GIVEN TASK: Can you switch "elements" to "items" in the lines starting with the one containing "identify all the" and going on through the one containing "contour-cell bbox=[315, 131, 323, 140]", and give those lines again with nothing else changed and the pictures left out?

* START EXERCISE INPUTS *

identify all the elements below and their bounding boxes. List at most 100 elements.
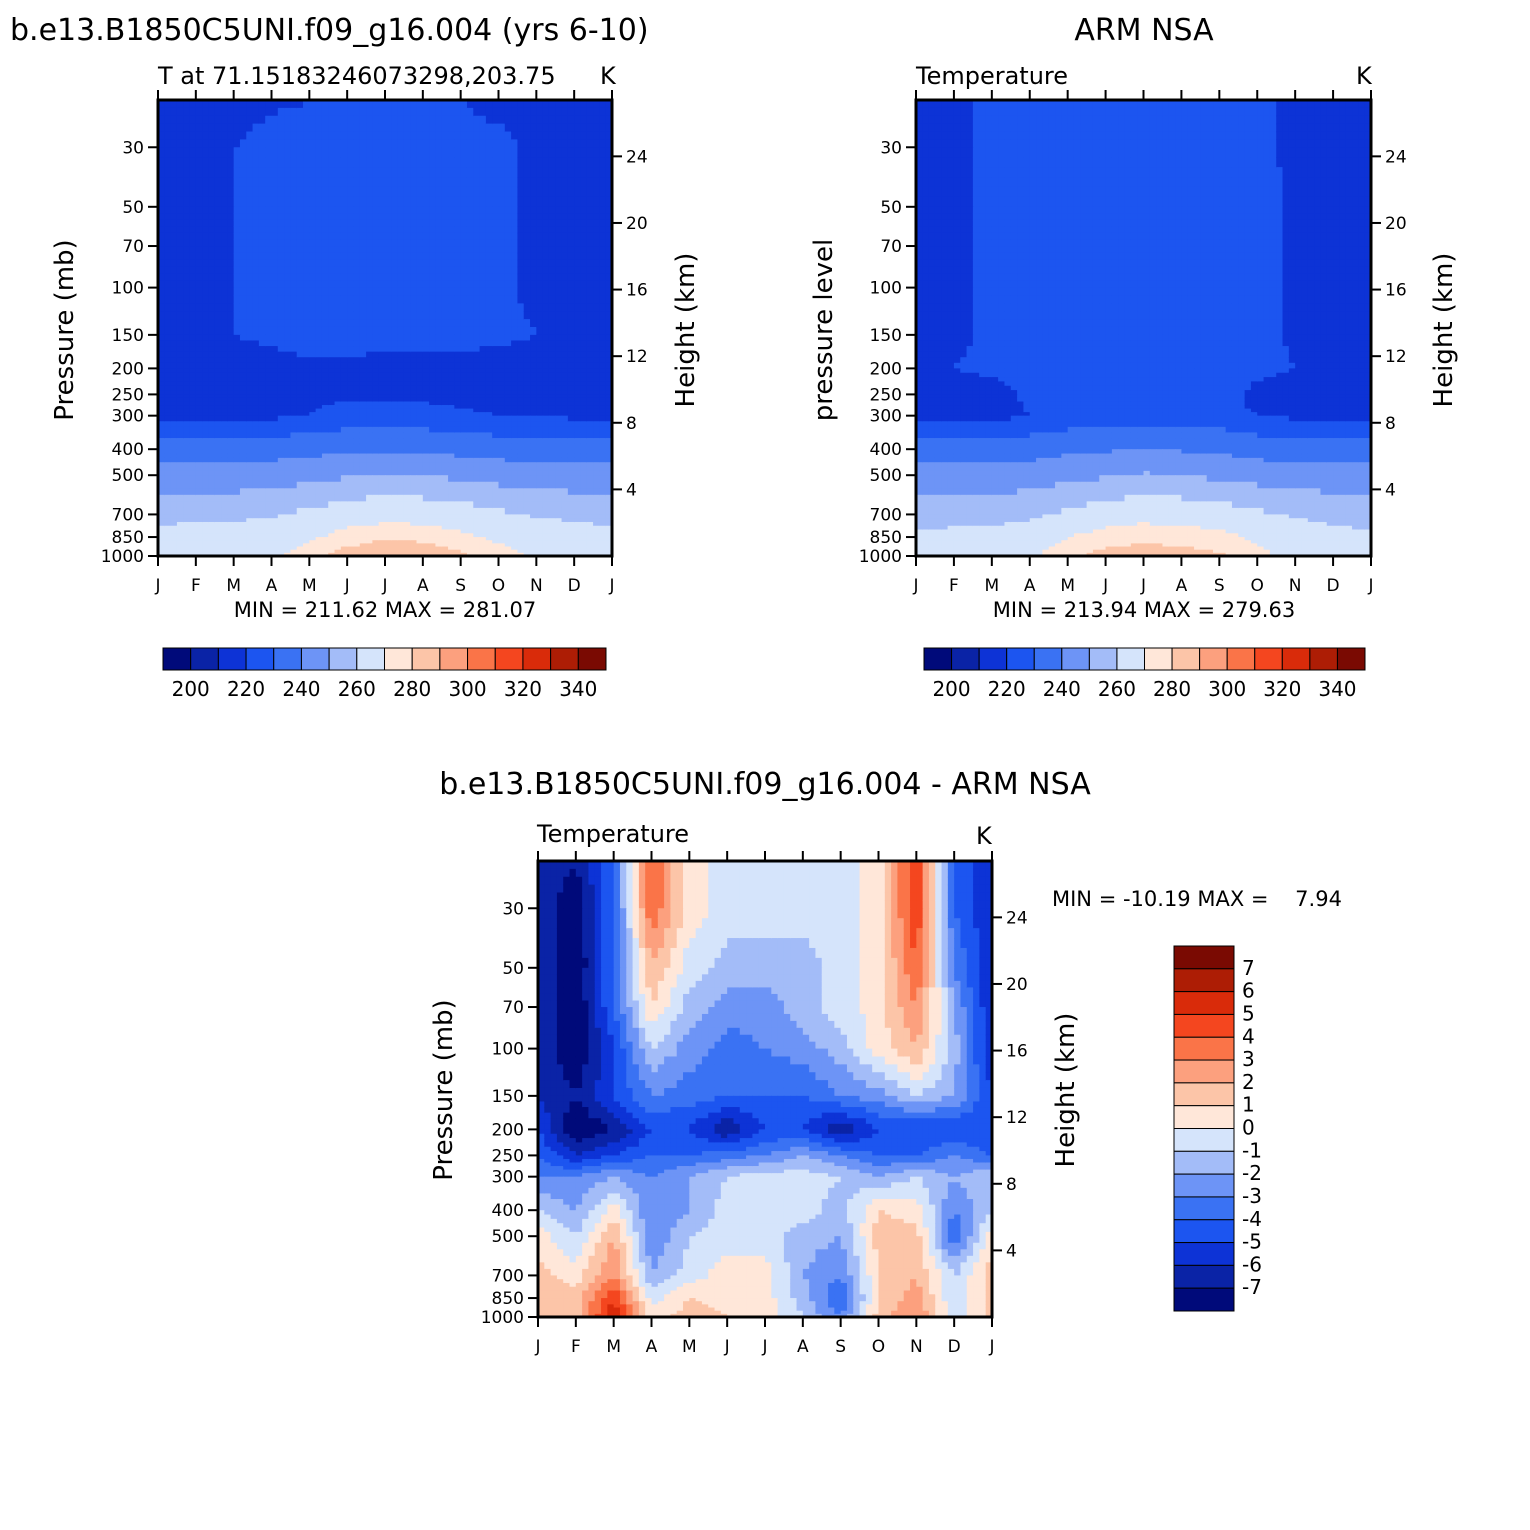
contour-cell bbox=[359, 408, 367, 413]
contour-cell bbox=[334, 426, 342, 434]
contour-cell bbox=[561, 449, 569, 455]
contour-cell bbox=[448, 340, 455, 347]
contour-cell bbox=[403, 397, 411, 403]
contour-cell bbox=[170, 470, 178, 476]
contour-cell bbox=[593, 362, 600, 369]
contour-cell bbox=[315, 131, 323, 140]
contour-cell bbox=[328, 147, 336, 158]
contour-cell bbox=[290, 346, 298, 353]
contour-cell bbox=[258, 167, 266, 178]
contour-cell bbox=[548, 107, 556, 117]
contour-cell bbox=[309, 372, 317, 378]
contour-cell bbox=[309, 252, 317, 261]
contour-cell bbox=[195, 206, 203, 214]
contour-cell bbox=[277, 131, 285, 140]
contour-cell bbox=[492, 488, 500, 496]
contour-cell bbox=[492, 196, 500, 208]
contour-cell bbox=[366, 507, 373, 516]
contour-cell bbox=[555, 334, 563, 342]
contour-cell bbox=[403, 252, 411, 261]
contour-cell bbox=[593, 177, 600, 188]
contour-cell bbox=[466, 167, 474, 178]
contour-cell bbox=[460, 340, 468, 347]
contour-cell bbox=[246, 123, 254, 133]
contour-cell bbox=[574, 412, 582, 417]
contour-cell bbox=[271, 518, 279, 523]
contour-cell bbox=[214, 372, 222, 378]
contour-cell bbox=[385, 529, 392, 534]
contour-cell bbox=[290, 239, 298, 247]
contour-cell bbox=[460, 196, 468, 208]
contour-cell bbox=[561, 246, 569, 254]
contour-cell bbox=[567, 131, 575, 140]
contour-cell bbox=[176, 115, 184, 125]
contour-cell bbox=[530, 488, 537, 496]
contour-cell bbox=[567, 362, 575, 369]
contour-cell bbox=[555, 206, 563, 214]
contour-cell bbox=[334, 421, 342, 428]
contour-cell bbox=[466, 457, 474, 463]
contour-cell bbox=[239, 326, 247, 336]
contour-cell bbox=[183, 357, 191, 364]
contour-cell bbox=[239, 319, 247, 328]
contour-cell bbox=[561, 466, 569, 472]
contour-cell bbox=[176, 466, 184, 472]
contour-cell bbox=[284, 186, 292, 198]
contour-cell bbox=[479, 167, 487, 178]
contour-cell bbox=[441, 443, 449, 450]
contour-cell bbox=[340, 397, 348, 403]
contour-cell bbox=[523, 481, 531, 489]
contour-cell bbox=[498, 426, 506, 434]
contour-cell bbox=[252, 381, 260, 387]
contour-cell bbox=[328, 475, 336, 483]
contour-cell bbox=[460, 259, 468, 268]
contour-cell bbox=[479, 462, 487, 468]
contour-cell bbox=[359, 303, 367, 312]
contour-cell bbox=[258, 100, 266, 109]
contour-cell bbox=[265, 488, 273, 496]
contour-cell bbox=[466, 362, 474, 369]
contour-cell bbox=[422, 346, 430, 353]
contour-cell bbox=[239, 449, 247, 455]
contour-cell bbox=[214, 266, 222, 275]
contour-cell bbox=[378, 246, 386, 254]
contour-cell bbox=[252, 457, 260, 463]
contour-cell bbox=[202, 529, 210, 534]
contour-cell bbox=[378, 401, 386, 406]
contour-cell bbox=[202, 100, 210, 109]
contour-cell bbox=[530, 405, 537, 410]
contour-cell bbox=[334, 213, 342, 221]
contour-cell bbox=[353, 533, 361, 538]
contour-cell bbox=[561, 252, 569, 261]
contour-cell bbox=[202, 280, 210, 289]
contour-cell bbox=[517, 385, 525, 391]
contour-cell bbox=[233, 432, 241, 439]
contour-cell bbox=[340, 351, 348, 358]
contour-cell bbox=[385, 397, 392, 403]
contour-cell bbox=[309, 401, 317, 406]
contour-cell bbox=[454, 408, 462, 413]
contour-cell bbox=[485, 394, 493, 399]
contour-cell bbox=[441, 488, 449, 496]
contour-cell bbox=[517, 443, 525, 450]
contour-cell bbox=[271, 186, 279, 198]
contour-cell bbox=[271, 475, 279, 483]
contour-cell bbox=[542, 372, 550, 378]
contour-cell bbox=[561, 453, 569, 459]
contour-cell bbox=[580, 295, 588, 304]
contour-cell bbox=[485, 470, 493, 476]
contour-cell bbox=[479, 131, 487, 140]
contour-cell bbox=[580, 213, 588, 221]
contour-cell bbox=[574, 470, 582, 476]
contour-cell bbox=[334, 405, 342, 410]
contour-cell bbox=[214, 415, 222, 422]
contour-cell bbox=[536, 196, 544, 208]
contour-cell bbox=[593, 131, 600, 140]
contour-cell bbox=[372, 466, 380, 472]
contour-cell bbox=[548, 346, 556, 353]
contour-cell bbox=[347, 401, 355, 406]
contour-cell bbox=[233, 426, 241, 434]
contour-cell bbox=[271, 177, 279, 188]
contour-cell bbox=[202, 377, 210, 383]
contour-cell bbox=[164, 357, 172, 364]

* END EXERCISE INPUTS *
* START EXERCISE INPUTS *

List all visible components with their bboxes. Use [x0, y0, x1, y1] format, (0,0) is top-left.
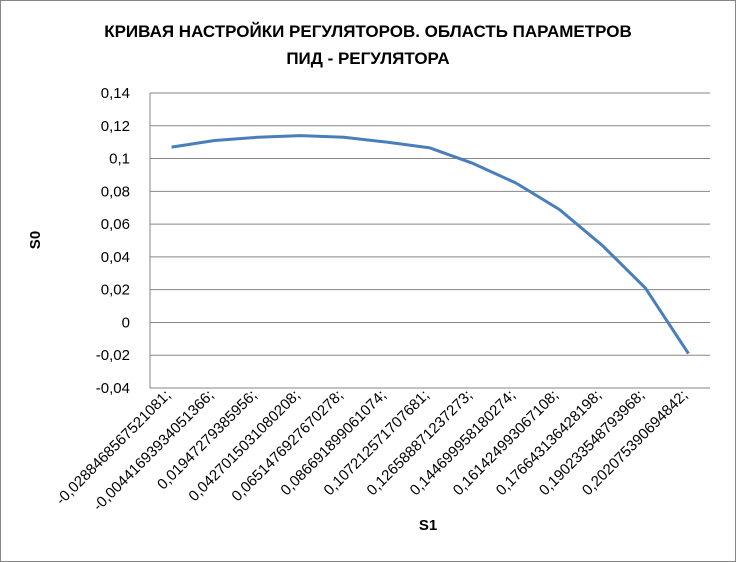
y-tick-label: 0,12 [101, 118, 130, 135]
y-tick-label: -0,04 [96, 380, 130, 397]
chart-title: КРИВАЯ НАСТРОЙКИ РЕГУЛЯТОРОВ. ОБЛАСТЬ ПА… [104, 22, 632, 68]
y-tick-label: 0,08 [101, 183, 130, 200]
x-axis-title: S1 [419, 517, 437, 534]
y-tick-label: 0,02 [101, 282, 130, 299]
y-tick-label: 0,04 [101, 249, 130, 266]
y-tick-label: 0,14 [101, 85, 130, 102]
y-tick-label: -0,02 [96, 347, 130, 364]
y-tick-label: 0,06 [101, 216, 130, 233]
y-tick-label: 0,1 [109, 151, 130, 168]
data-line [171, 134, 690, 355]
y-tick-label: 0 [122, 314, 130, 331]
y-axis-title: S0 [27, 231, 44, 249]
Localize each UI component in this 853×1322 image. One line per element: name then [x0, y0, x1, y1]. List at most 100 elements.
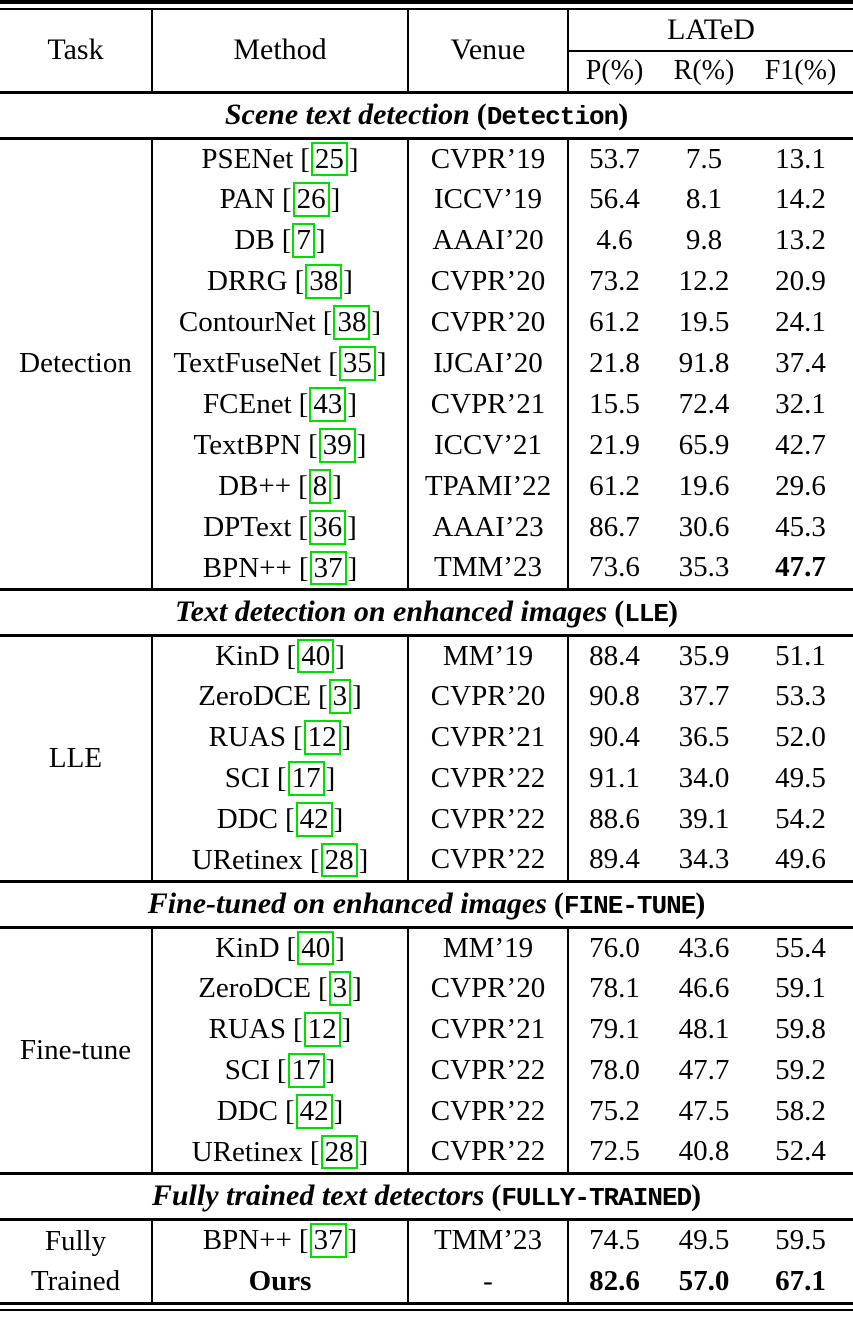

* END EXERCISE INPUTS *

RESULT FOR THIS TASK:
identify all the items below and their bounding boxes. List at most 100 items.
contour-cell bbox=[359, 408, 367, 413]
contour-cell bbox=[334, 426, 342, 434]
contour-cell bbox=[561, 449, 569, 455]
contour-cell bbox=[448, 340, 455, 347]
contour-cell bbox=[403, 397, 411, 403]
contour-cell bbox=[170, 470, 178, 476]
contour-cell bbox=[593, 362, 600, 369]
contour-cell bbox=[315, 131, 323, 140]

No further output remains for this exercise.